# [Given instruction]
Each record below should be output verbatim, without pictures.

* * *

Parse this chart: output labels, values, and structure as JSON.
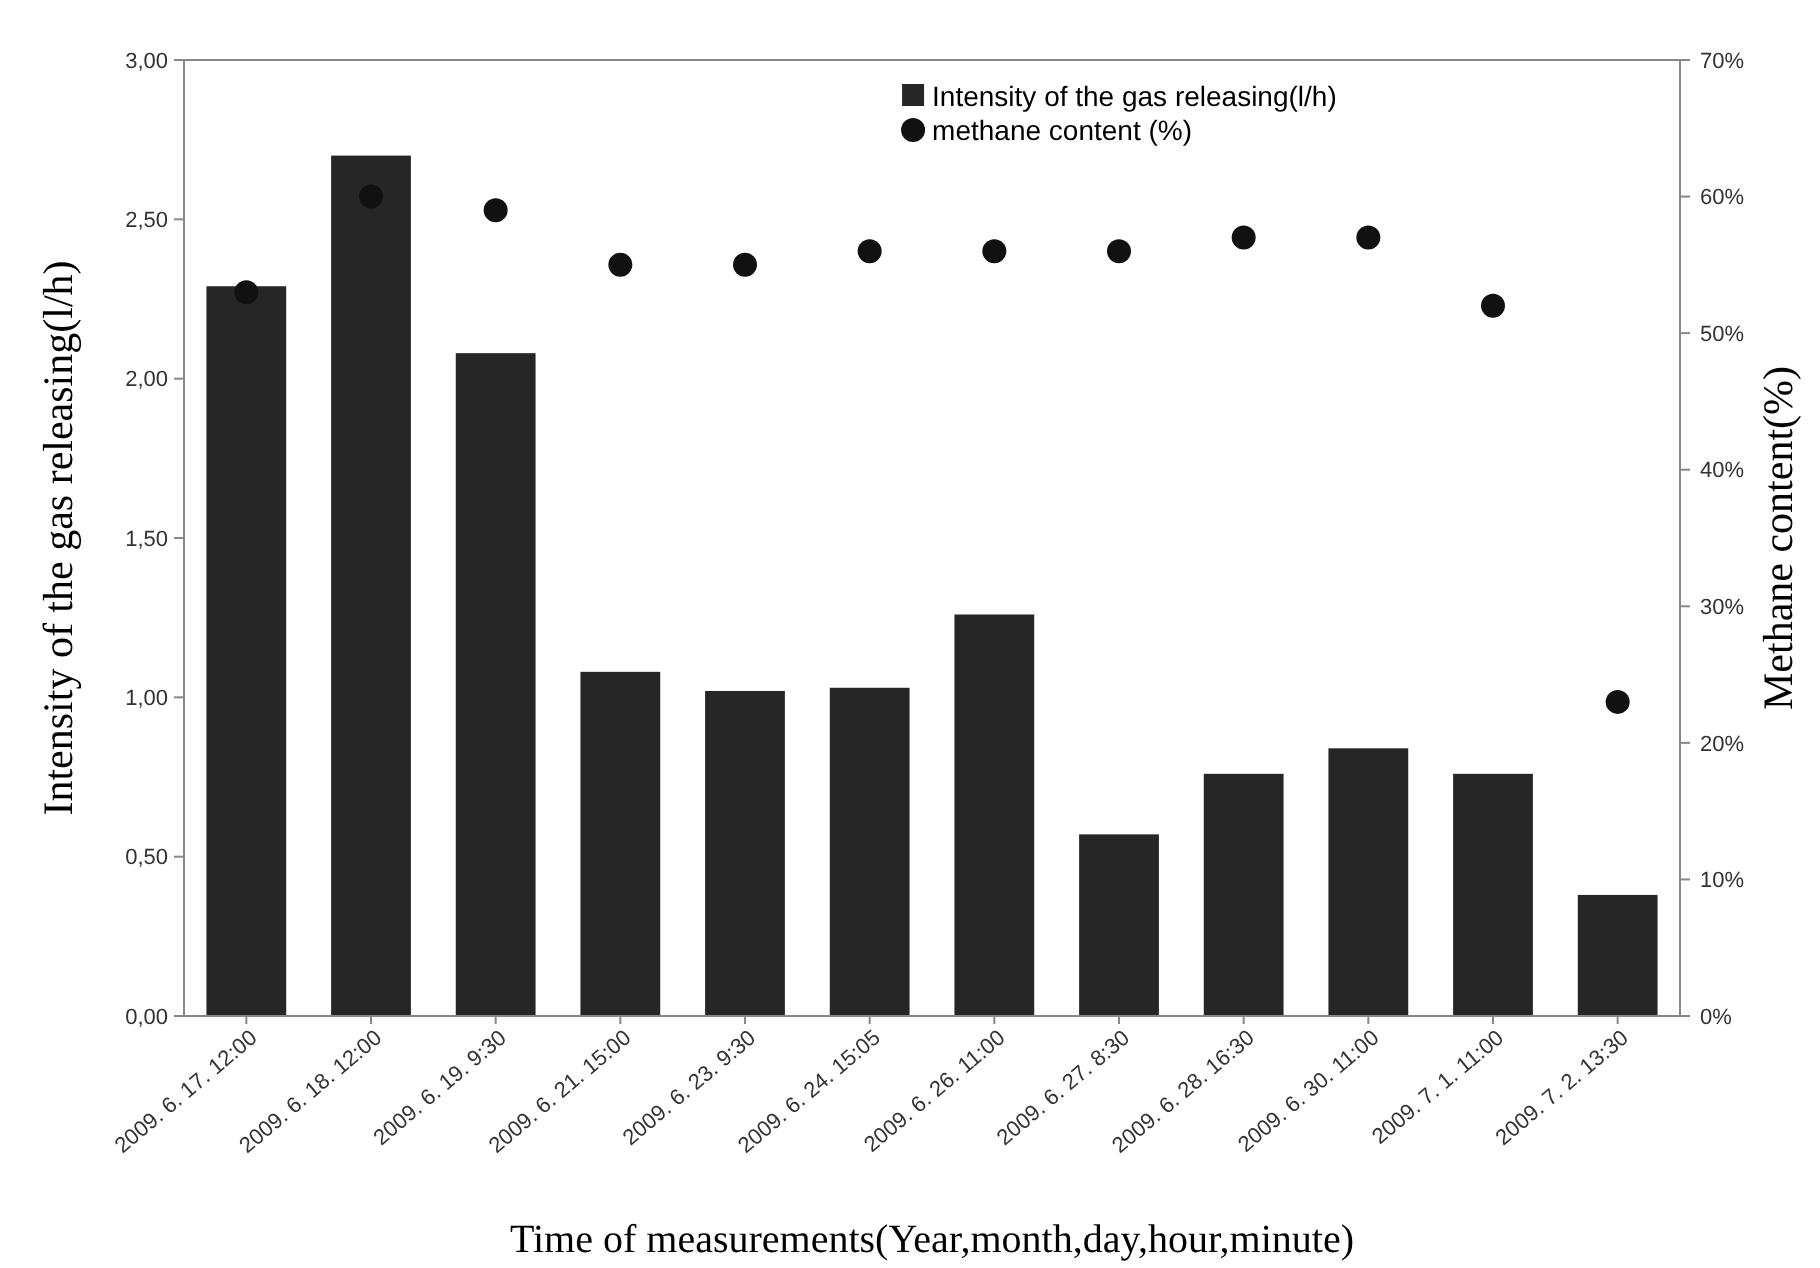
{
  "chart_data": {
    "type": "bar",
    "xlabel": "Time of measurements(Year,month,day,hour,minute)",
    "ylabel": "Intensity of the gas releasing(l/h)",
    "y2label": "Methane content(%)",
    "categories": [
      "2009. 6. 17. 12:00",
      "2009. 6. 18. 12:00",
      "2009. 6. 19. 9:30",
      "2009. 6. 21. 15:00",
      "2009. 6. 23. 9:30",
      "2009. 6. 24. 15:05",
      "2009. 6. 26. 11:00",
      "2009. 6. 27. 8:30",
      "2009. 6. 28. 16:30",
      "2009. 6. 30. 11:00",
      "2009. 7. 1. 11:00",
      "2009. 7. 2. 13:30"
    ],
    "series": [
      {
        "name": "Intensity of the gas releasing(l/h)",
        "color": "#262626",
        "values": [
          2.29,
          2.7,
          2.08,
          1.08,
          1.02,
          1.03,
          1.26,
          0.57,
          0.76,
          0.84,
          0.76,
          0.38
        ]
      },
      {
        "name": "methane content (%)",
        "type": "scatter",
        "axis": "y2",
        "color": "#111111",
        "marker": "circle",
        "values": [
          53,
          60,
          59,
          55,
          55,
          56,
          56,
          56,
          57,
          57,
          52,
          23
        ]
      }
    ],
    "ylim": [
      0,
      3
    ],
    "yticks": [
      {
        "value": 0,
        "label": "0,00"
      },
      {
        "value": 0.5,
        "label": "0,50"
      },
      {
        "value": 1,
        "label": "1,00"
      },
      {
        "value": 1.5,
        "label": "1,50"
      },
      {
        "value": 2,
        "label": "2,00"
      },
      {
        "value": 2.5,
        "label": "2,50"
      },
      {
        "value": 3,
        "label": "3,00"
      }
    ],
    "y2lim": [
      0,
      70
    ],
    "y2ticks": [
      {
        "value": 0,
        "label": "0%"
      },
      {
        "value": 10,
        "label": "10%"
      },
      {
        "value": 20,
        "label": "20%"
      },
      {
        "value": 30,
        "label": "30%"
      },
      {
        "value": 40,
        "label": "40%"
      },
      {
        "value": 50,
        "label": "50%"
      },
      {
        "value": 60,
        "label": "60%"
      },
      {
        "value": 70,
        "label": "70%"
      }
    ],
    "grid": false,
    "legend": "top right"
  }
}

* * *

# [Expected answer]
Parse this chart: output labels, values, and structure as JSON.
{
  "chart_data": {
    "type": "bar",
    "xlabel": "Time of measurements(Year,month,day,hour,minute)",
    "ylabel": "Intensity of the gas releasing(l/h)",
    "y2label": "Methane content(%)",
    "categories": [
      "2009. 6. 17. 12:00",
      "2009. 6. 18. 12:00",
      "2009. 6. 19. 9:30",
      "2009. 6. 21. 15:00",
      "2009. 6. 23. 9:30",
      "2009. 6. 24. 15:05",
      "2009. 6. 26. 11:00",
      "2009. 6. 27. 8:30",
      "2009. 6. 28. 16:30",
      "2009. 6. 30. 11:00",
      "2009. 7. 1. 11:00",
      "2009. 7. 2. 13:30"
    ],
    "series": [
      {
        "name": "Intensity of the gas releasing(l/h)",
        "color": "#262626",
        "values": [
          2.29,
          2.7,
          2.08,
          1.08,
          1.02,
          1.03,
          1.26,
          0.57,
          0.76,
          0.84,
          0.76,
          0.38
        ]
      },
      {
        "name": "methane content (%)",
        "type": "scatter",
        "axis": "y2",
        "color": "#111111",
        "marker": "circle",
        "values": [
          53,
          60,
          59,
          55,
          55,
          56,
          56,
          56,
          57,
          57,
          52,
          23
        ]
      }
    ],
    "ylim": [
      0,
      3
    ],
    "yticks": [
      {
        "value": 0,
        "label": "0,00"
      },
      {
        "value": 0.5,
        "label": "0,50"
      },
      {
        "value": 1,
        "label": "1,00"
      },
      {
        "value": 1.5,
        "label": "1,50"
      },
      {
        "value": 2,
        "label": "2,00"
      },
      {
        "value": 2.5,
        "label": "2,50"
      },
      {
        "value": 3,
        "label": "3,00"
      }
    ],
    "y2lim": [
      0,
      70
    ],
    "y2ticks": [
      {
        "value": 0,
        "label": "0%"
      },
      {
        "value": 10,
        "label": "10%"
      },
      {
        "value": 20,
        "label": "20%"
      },
      {
        "value": 30,
        "label": "30%"
      },
      {
        "value": 40,
        "label": "40%"
      },
      {
        "value": 50,
        "label": "50%"
      },
      {
        "value": 60,
        "label": "60%"
      },
      {
        "value": 70,
        "label": "70%"
      }
    ],
    "grid": false,
    "legend": "top right"
  }
}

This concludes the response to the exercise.